START Record list

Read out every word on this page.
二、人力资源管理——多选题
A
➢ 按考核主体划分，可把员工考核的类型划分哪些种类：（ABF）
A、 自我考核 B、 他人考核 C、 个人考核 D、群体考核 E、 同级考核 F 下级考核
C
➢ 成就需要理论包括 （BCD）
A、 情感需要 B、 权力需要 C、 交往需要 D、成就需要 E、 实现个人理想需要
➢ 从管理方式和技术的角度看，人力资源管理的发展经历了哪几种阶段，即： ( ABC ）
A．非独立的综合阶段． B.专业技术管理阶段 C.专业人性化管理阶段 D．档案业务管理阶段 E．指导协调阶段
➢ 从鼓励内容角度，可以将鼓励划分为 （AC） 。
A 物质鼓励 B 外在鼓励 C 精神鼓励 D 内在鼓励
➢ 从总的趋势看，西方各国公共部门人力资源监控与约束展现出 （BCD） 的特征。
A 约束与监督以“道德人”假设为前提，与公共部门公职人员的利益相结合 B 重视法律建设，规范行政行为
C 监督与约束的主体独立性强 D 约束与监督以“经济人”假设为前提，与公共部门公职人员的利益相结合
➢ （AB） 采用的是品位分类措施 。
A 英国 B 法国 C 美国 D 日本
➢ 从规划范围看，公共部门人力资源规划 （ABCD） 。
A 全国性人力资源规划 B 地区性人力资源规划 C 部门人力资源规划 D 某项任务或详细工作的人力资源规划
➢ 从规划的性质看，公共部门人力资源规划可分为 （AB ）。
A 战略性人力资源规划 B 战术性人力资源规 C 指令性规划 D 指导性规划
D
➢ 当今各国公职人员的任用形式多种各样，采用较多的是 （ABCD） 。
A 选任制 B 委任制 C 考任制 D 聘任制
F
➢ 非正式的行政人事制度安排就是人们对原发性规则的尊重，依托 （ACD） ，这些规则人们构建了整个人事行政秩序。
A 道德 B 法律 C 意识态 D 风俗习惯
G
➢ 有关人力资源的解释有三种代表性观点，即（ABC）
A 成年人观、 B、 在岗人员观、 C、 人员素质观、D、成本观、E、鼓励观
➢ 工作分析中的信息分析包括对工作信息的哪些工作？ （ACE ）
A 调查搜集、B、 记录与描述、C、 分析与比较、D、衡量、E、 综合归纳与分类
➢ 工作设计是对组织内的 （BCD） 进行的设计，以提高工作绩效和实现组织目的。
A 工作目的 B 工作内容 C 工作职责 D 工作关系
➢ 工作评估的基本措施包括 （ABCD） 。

END Record list

Quote every record above exactly.

Read out every word on this page.
二、人力资源管理——多选题
A
➢ 按考核主体划分，可把员工考核的类型划分哪些种类：（ABF）
A、 自我考核 B、 他人考核 C、 个人考核 D、群体考核 E、 同级考核 F 下级考核
C
➢ 成就需要理论包括 （BCD）
A、 情感需要 B、 权力需要 C、 交往需要 D、成就需要 E、 实现个人理想需要
➢ 从管理方式和技术的角度看，人力资源管理的发展经历了哪几种阶段，即： ( ABC ）
A．非独立的综合阶段． B.专业技术管理阶段 C.专业人性化管理阶段 D．档案业务管理阶段 E．指导协调阶段
➢ 从鼓励内容角度，可以将鼓励划分为 （AC） 。
A 物质鼓励 B 外在鼓励 C 精神鼓励 D 内在鼓励
➢ 从总的趋势看，西方各国公共部门人力资源监控与约束展现出 （BCD） 的特征。
A 约束与监督以“道德人”假设为前提，与公共部门公职人员的利益相结合 B 重视法律建设，规范行政行为
C 监督与约束的主体独立性强 D 约束与监督以“经济人”假设为前提，与公共部门公职人员的利益相结合
➢ （AB） 采用的是品位分类措施 。
A 英国 B 法国 C 美国 D 日本
➢ 从规划范围看，公共部门人力资源规划 （ABCD） 。
A 全国性人力资源规划 B 地区性人力资源规划 C 部门人力资源规划 D 某项任务或详细工作的人力资源规划
➢ 从规划的性质看，公共部门人力资源规划可分为 （AB ）。
A 战略性人力资源规划 B 战术性人力资源规 C 指令性规划 D 指导性规划
D
➢ 当今各国公职人员的任用形式多种各样，采用较多的是 （ABCD） 。
A 选任制 B 委任制 C 考任制 D 聘任制
F
➢ 非正式的行政人事制度安排就是人们对原发性规则的尊重，依托 （ACD） ，这些规则人们构建了整个人事行政秩序。
A 道德 B 法律 C 意识态 D 风俗习惯
G
➢ 有关人力资源的解释有三种代表性观点，即（ABC）
A 成年人观、 B、 在岗人员观、 C、 人员素质观、D、成本观、E、鼓励观
➢ 工作分析中的信息分析包括对工作信息的哪些工作？ （ACE ）
A 调查搜集、B、 记录与描述、C、 分析与比较、D、衡量、E、 综合归纳与分类
➢ 工作设计是对组织内的 （BCD） 进行的设计，以提高工作绩效和实现组织目的。
A 工作目的 B 工作内容 C 工作职责 D 工作关系
➢ 工作评估的基本措施包括 （ABCD） 。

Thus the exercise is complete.